§ **Given exercise**
Separate out the lines that hold "rozpoznaniem".

Figure content listings
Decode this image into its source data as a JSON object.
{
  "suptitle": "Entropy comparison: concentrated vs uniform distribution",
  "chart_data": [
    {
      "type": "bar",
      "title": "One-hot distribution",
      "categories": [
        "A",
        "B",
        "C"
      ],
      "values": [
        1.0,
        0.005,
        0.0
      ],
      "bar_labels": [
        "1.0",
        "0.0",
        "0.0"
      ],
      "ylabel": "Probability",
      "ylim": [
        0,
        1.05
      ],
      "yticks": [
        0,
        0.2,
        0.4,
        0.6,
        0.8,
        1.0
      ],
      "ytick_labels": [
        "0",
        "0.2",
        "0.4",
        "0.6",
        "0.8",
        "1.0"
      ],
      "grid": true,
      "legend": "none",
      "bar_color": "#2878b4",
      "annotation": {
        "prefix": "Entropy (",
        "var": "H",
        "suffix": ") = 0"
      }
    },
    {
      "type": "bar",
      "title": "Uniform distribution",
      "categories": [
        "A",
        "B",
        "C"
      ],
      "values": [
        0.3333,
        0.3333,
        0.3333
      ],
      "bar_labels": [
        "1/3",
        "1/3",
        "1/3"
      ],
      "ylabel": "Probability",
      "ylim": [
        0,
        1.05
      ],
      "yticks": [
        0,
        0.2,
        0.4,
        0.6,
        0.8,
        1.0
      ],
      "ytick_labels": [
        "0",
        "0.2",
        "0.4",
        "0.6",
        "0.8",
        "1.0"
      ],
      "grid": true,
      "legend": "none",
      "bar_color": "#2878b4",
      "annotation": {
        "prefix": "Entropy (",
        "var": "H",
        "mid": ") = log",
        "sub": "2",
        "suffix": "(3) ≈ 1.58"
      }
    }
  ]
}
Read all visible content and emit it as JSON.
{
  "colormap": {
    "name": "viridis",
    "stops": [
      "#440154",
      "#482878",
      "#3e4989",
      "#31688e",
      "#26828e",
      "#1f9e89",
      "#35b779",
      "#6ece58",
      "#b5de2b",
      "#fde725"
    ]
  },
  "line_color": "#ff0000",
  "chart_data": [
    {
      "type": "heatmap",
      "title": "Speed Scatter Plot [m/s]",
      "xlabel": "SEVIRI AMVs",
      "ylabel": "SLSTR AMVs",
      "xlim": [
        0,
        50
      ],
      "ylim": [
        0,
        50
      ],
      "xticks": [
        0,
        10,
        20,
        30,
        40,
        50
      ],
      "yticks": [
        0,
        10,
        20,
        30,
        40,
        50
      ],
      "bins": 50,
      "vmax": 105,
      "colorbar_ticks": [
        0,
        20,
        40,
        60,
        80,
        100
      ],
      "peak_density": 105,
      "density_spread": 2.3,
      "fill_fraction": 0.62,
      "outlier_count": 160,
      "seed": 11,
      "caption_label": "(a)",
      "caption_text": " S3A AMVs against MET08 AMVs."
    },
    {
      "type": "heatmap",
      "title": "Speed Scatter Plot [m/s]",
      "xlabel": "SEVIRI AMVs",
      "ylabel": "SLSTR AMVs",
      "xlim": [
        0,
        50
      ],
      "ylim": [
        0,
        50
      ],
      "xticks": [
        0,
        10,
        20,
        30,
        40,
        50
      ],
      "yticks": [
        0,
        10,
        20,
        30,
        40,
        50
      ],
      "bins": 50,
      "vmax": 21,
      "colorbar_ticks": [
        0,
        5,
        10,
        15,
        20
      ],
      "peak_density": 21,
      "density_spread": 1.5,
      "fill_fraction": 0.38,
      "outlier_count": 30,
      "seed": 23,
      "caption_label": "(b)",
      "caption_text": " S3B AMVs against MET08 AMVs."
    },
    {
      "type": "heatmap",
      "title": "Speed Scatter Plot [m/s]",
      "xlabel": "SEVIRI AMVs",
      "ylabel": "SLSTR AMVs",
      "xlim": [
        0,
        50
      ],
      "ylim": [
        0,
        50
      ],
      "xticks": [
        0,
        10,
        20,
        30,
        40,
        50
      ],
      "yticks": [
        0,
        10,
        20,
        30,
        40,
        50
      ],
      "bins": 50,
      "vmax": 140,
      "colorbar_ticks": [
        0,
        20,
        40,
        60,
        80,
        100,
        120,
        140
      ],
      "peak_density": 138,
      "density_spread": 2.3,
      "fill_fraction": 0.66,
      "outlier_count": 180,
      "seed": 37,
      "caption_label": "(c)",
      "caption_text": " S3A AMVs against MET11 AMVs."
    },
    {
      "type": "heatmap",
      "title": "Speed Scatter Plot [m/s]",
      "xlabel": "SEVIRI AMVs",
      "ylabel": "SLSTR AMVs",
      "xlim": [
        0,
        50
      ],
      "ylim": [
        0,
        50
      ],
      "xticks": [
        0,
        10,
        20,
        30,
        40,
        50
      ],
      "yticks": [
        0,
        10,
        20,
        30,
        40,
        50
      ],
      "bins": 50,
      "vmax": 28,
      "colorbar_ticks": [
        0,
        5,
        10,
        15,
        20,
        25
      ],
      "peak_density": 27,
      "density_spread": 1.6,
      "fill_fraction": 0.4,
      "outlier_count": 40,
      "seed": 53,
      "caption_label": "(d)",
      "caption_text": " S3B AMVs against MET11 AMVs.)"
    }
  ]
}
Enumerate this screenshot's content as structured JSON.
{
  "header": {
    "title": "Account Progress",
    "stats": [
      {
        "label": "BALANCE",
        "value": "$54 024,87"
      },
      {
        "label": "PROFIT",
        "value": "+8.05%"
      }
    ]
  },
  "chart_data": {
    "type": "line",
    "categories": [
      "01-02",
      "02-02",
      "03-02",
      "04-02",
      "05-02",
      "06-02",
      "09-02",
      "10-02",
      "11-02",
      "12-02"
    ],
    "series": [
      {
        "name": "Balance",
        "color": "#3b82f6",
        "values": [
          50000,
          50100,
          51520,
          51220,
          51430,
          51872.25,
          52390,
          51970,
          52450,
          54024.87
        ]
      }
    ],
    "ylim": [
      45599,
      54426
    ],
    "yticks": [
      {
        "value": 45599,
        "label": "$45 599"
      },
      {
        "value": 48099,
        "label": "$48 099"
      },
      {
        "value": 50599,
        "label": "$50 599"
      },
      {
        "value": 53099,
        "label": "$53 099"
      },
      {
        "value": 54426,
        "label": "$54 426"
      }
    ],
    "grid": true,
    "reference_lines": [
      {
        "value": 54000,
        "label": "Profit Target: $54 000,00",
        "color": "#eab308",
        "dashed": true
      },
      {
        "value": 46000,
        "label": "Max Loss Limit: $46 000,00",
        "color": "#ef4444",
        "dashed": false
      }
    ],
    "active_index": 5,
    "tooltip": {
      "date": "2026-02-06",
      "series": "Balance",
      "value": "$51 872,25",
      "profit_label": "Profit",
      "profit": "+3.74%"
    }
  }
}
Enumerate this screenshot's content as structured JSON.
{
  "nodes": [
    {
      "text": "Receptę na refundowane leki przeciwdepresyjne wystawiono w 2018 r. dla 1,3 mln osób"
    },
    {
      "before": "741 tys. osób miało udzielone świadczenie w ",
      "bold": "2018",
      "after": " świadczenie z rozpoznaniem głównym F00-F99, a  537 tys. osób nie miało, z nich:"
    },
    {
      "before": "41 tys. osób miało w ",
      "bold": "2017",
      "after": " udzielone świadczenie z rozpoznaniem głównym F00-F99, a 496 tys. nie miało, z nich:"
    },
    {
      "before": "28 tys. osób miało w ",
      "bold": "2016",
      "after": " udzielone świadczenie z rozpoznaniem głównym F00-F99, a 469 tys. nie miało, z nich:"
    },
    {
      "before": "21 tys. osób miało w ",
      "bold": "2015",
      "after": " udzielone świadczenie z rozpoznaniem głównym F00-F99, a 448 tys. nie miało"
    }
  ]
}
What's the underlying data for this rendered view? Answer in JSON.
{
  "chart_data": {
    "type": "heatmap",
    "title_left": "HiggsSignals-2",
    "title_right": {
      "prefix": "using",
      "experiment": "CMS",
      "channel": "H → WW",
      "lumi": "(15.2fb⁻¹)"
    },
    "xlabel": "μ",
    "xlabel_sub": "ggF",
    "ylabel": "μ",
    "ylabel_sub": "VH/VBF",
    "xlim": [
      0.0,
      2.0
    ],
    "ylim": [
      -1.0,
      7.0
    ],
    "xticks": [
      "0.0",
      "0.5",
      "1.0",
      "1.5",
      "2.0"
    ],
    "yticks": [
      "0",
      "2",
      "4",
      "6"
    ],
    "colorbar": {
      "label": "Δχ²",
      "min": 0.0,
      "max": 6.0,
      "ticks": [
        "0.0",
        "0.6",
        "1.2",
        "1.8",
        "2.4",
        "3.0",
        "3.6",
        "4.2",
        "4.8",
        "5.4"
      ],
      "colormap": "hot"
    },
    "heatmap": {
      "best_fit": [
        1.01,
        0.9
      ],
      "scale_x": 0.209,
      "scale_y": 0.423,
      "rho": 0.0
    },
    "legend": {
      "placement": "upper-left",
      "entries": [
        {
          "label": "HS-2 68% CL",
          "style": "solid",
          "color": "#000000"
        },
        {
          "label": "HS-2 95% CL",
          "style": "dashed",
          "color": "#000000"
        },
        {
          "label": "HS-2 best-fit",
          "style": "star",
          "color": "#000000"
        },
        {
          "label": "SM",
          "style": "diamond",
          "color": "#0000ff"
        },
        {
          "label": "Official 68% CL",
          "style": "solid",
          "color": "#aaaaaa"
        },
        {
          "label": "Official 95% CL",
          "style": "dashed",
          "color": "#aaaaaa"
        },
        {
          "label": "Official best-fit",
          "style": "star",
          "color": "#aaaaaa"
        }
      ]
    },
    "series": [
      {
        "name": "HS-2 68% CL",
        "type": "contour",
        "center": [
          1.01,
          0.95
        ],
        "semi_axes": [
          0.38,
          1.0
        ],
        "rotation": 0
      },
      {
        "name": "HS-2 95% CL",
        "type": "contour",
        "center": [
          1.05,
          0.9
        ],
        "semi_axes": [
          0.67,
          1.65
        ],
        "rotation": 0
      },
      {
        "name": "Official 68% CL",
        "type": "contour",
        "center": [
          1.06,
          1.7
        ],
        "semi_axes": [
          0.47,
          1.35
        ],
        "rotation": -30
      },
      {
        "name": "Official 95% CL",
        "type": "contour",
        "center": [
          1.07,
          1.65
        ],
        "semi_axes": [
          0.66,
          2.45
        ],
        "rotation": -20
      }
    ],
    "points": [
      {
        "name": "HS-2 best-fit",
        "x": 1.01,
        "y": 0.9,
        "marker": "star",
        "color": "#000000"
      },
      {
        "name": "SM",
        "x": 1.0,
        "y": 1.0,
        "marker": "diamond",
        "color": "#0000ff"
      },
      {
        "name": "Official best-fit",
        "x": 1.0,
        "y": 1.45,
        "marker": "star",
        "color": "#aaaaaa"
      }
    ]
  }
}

§ **Finished exercise**
      "after": " świadczenie z rozpoznaniem głównym F00-F99, a  537 tys. osób nie miało, z nich:"
      "after": " udzielone świadczenie z rozpoznaniem głównym F00-F99, a 496 tys. nie miało, z nich:"
      "after": " udzielone świadczenie z rozpoznaniem głównym F00-F99, a 469 tys. nie miało, z nich:"
      "after": " udzielone świadczenie z rozpoznaniem głównym F00-F99, a 448 tys. nie miało"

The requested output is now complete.